* **What to work on**
Reproduce all of the material exactly as shown.

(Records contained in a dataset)
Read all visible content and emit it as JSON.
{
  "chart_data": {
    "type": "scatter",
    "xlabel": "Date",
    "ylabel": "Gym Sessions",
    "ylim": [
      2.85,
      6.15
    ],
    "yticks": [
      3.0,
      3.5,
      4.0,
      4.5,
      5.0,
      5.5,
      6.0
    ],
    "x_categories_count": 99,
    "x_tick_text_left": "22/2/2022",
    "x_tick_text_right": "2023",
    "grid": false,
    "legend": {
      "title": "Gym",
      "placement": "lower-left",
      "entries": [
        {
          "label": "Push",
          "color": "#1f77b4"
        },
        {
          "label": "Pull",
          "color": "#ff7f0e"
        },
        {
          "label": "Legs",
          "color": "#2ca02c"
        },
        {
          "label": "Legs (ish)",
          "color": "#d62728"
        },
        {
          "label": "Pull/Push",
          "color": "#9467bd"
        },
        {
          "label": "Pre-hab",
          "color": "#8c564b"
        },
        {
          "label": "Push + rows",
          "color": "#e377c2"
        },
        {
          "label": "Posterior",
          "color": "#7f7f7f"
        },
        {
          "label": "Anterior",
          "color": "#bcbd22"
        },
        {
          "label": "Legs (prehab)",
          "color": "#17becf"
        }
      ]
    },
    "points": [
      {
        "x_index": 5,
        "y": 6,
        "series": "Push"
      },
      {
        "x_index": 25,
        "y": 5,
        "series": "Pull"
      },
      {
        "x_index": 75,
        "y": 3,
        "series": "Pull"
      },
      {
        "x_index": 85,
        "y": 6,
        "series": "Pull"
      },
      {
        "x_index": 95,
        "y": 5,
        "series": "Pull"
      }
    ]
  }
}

* **Solution to this problem**
Read all visible content and emit it as JSON.
{
  "chart_data": {
    "type": "scatter",
    "xlabel": "Date",
    "ylabel": "Gym Sessions",
    "ylim": [
      2.85,
      6.15
    ],
    "yticks": [
      3.0,
      3.5,
      4.0,
      4.5,
      5.0,
      5.5,
      6.0
    ],
    "x_categories_count": 99,
    "x_tick_text_left": "22/2/2022",
    "x_tick_text_right": "2023",
    "grid": false,
    "legend": {
      "title": "Gym",
      "placement": "lower-left",
      "entries": [
        {
          "label": "Push",
          "color": "#1f77b4"
        },
        {
          "label": "Pull",
          "color": "#ff7f0e"
        },
        {
          "label": "Legs",
          "color": "#2ca02c"
        },
        {
          "label": "Legs (ish)",
          "color": "#d62728"
        },
        {
          "label": "Pull/Push",
          "color": "#9467bd"
        },
        {
          "label": "Pre-hab",
          "color": "#8c564b"
        },
        {
          "label": "Push + rows",
          "color": "#e377c2"
        },
        {
          "label": "Posterior",
          "color": "#7f7f7f"
        },
        {
          "label": "Anterior",
          "color": "#bcbd22"
        },
        {
          "label": "Legs (prehab)",
          "color": "#17becf"
        }
      ]
    },
    "points": [
      {
        "x_index": 5,
        "y": 6,
        "series": "Push"
      },
      {
        "x_index": 25,
        "y": 5,
        "series": "Pull"
      },
      {
        "x_index": 75,
        "y": 3,
        "series": "Pull"
      },
      {
        "x_index": 85,
        "y": 6,
        "series": "Pull"
      },
      {
        "x_index": 95,
        "y": 5,
        "series": "Pull"
      }
    ]
  }
}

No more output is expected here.